::: STORED DATA
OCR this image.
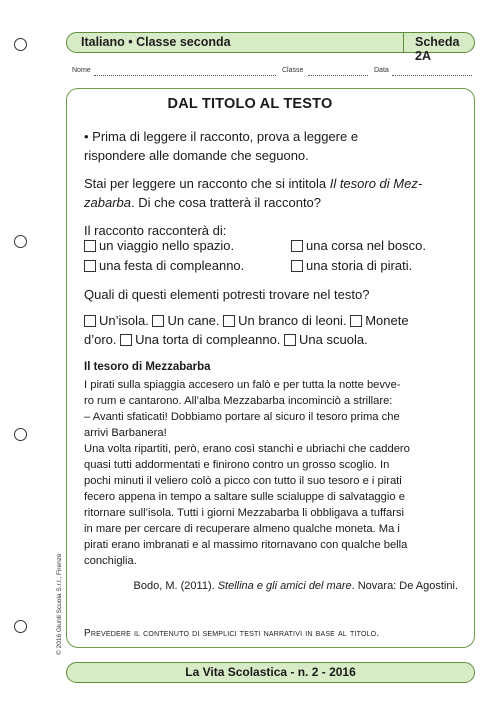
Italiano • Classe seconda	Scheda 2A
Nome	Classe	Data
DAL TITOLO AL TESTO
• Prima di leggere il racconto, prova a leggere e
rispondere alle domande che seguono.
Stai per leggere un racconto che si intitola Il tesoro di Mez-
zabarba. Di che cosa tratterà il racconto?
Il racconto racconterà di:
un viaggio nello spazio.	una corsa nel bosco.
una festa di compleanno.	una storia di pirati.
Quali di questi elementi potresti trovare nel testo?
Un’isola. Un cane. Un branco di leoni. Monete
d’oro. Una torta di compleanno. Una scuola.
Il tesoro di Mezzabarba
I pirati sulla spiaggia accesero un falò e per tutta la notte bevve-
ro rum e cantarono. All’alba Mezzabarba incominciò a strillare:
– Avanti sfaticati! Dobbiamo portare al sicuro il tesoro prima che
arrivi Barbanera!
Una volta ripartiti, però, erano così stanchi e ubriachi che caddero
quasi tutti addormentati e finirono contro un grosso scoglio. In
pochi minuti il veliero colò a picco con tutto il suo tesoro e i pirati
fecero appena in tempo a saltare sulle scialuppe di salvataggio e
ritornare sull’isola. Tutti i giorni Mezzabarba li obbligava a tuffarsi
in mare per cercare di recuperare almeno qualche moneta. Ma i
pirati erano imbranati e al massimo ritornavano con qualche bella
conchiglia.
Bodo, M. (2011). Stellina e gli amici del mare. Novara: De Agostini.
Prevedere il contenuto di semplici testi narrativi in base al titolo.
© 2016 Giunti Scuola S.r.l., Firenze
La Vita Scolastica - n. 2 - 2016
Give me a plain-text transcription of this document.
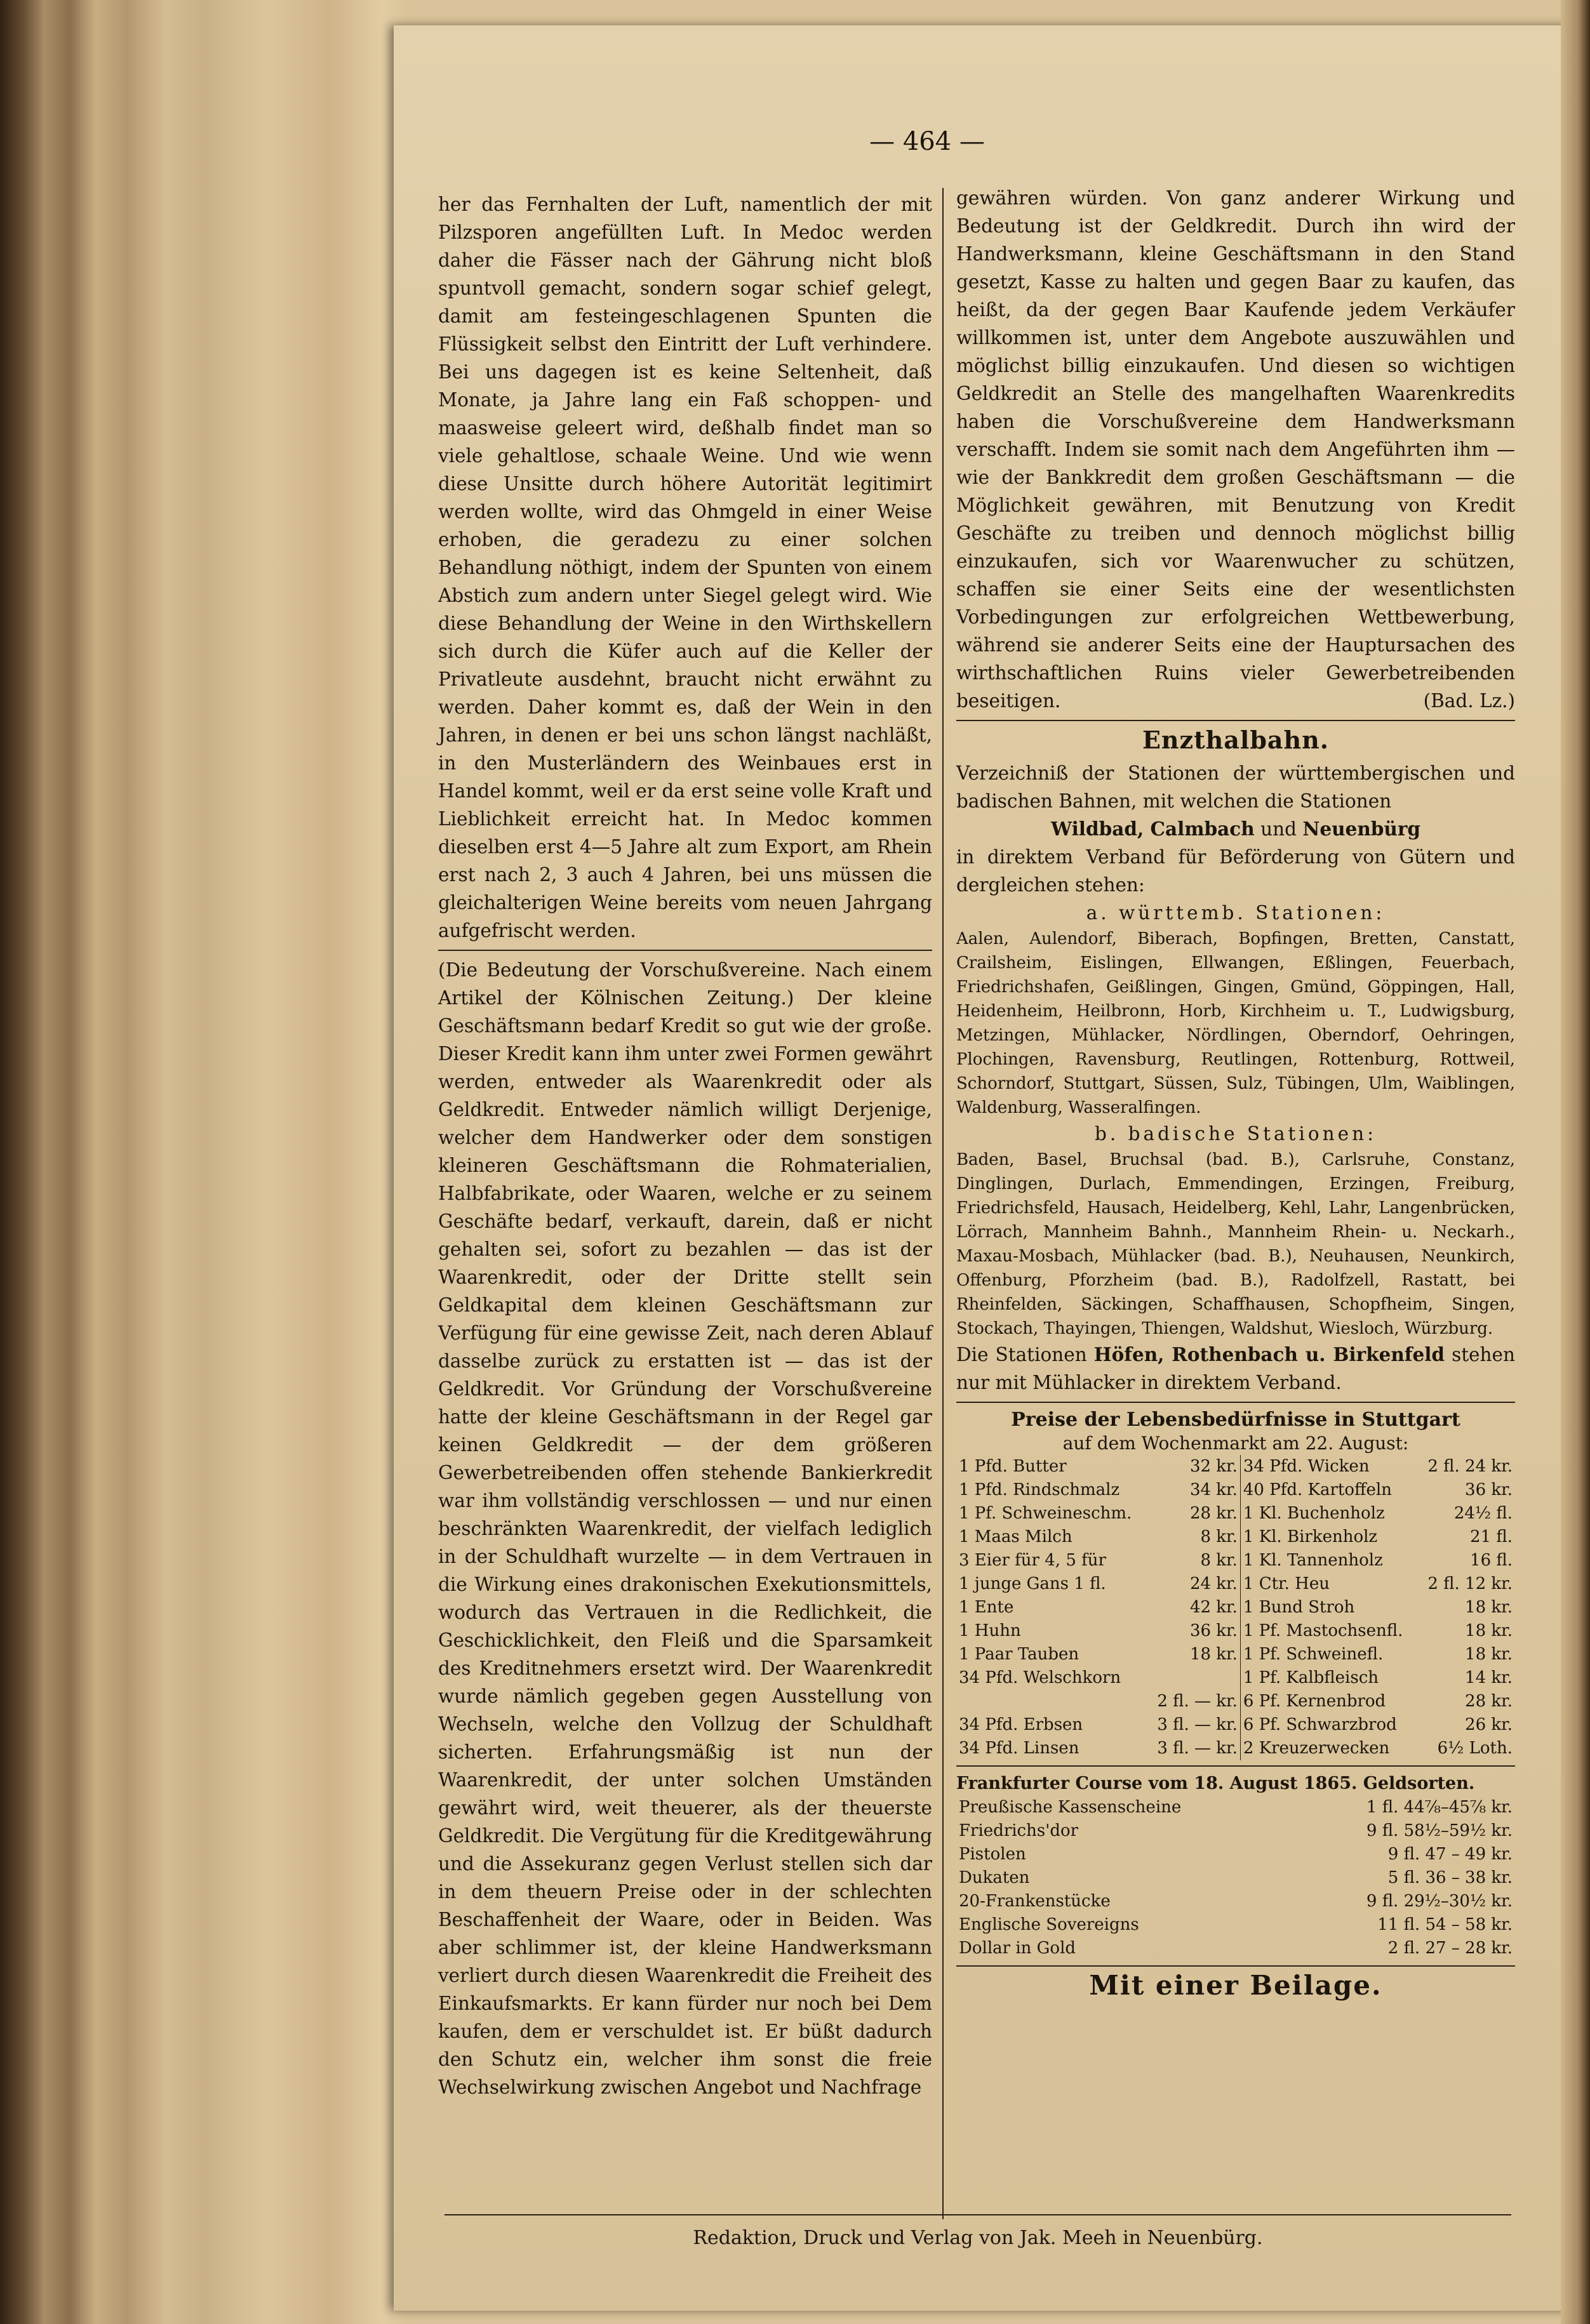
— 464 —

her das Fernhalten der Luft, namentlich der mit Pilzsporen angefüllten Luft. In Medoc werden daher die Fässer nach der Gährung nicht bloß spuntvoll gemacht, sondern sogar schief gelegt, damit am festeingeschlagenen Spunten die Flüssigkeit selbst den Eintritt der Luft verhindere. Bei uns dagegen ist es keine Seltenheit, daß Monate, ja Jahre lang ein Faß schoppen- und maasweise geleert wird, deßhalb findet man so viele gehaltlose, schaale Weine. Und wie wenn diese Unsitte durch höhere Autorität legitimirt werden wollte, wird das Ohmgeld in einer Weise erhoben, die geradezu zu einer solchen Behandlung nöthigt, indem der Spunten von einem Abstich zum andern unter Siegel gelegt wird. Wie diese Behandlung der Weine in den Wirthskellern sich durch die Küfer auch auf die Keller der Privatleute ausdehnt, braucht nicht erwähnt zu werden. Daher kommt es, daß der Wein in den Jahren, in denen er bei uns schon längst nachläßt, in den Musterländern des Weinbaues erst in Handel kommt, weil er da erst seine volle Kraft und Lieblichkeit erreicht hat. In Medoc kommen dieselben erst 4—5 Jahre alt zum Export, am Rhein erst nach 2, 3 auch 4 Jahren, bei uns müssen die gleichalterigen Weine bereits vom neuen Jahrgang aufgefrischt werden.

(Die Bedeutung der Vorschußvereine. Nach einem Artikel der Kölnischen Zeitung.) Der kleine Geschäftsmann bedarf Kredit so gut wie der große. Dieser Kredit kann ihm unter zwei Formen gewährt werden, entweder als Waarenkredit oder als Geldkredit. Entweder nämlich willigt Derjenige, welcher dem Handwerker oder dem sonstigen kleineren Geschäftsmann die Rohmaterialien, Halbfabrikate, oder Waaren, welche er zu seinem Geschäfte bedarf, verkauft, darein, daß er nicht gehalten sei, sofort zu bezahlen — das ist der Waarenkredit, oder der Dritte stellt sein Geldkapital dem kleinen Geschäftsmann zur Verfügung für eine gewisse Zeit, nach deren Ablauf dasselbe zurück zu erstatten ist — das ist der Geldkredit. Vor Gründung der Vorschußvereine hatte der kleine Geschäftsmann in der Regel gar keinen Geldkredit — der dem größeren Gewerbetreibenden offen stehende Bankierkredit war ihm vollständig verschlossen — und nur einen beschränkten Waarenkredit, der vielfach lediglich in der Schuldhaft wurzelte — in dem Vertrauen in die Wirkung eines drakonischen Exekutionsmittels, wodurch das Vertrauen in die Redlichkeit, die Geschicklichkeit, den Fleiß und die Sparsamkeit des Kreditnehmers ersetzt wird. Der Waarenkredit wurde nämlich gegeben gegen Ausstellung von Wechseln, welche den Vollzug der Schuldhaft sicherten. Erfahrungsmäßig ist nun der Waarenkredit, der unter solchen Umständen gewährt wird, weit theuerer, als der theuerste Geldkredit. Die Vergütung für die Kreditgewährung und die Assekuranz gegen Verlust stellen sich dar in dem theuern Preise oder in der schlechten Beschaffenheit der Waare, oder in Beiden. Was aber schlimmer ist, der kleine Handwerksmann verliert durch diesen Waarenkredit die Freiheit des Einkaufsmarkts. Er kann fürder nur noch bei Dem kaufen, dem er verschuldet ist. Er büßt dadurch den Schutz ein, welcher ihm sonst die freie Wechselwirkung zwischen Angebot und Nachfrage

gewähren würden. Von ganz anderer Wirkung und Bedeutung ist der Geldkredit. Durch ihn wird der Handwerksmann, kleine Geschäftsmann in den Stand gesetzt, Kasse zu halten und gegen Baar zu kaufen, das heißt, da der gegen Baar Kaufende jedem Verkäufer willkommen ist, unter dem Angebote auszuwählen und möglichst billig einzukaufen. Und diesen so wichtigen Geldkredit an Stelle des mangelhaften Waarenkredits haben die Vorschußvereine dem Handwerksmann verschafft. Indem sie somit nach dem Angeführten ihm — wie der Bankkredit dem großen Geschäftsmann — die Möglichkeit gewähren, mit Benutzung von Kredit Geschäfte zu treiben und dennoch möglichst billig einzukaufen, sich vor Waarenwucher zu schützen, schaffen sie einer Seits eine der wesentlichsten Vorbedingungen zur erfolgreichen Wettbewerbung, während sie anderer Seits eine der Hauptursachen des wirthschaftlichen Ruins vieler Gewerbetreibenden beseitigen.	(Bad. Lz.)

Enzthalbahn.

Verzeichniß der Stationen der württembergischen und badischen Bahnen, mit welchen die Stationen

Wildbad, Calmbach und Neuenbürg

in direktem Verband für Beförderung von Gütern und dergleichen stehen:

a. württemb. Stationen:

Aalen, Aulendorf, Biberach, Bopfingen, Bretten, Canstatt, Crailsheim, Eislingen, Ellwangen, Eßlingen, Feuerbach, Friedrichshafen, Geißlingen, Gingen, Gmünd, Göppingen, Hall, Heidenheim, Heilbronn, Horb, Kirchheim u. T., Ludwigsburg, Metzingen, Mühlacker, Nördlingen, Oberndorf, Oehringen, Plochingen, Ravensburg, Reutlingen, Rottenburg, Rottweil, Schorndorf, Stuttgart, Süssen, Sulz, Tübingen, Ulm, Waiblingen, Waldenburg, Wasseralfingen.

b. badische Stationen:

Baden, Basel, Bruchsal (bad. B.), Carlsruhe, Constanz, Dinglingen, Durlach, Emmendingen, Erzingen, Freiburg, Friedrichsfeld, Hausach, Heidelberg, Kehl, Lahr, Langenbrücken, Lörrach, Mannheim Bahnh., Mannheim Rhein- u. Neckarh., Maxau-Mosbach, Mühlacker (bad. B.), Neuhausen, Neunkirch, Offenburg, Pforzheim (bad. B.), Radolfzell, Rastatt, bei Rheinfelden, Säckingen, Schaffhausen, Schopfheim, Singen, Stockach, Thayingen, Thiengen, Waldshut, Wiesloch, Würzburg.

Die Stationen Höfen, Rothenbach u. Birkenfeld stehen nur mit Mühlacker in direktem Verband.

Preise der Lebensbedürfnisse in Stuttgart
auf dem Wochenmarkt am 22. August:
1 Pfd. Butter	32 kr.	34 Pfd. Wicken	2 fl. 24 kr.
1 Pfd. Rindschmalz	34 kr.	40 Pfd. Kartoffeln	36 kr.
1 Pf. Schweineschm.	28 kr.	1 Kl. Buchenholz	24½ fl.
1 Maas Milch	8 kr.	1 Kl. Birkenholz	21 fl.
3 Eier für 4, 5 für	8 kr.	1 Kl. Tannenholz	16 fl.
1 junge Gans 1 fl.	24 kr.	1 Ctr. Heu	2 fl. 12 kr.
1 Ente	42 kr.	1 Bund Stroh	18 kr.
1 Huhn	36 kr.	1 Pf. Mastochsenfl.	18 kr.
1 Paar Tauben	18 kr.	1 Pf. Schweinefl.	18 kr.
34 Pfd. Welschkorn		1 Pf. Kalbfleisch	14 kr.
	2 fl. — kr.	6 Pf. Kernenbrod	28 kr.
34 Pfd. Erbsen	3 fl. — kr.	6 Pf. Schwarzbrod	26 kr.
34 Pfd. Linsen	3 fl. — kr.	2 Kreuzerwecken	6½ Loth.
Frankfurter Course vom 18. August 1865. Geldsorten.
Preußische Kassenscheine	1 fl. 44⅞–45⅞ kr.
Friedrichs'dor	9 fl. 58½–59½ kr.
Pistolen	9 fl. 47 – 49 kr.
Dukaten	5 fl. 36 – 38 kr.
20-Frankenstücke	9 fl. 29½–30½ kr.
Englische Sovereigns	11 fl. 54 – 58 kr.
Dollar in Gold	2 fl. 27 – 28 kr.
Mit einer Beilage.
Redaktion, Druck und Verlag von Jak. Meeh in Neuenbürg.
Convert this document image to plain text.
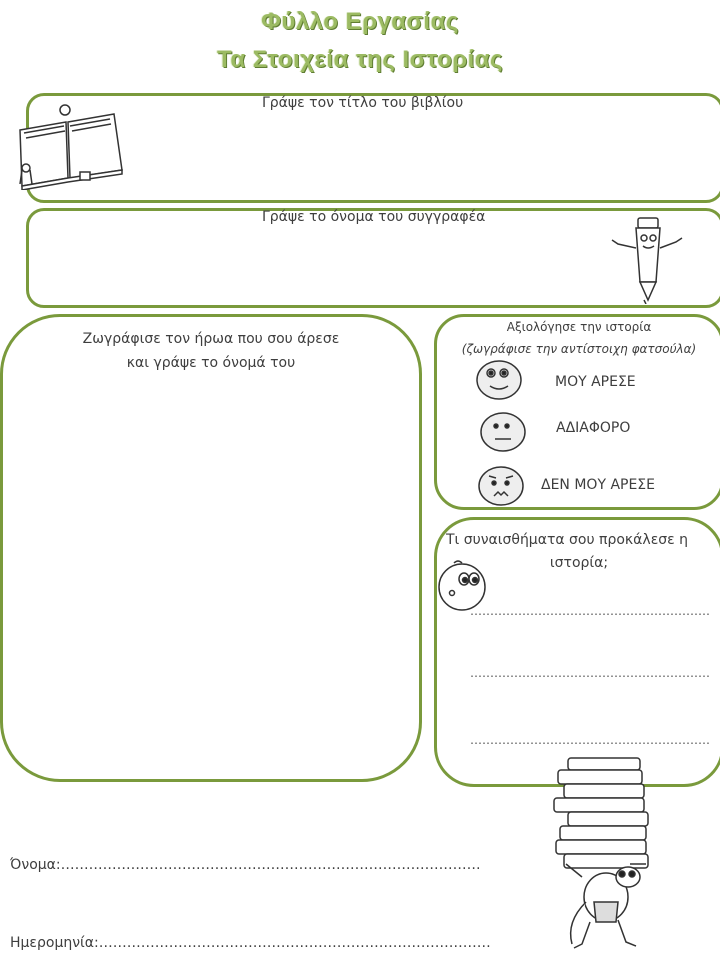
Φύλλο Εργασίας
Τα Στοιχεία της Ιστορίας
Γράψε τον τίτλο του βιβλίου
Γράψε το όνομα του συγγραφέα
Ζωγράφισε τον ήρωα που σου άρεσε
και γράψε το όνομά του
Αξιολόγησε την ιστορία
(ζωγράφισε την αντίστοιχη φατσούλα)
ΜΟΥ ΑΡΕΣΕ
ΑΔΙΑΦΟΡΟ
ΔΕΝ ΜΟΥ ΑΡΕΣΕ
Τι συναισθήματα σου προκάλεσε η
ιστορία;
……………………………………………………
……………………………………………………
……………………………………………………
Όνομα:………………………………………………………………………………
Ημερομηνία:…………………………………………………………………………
::::::
• **WHAT IS BEING ASKED**
Extract all lines from the data in which "mare" is found.

• **ANSWER TO THIS EXERCISE**
in mare per cercare di recuperare almeno qualche moneta. Ma i
Bodo, M. (2011). Stellina e gli amici del mare. Novara: De Agostini.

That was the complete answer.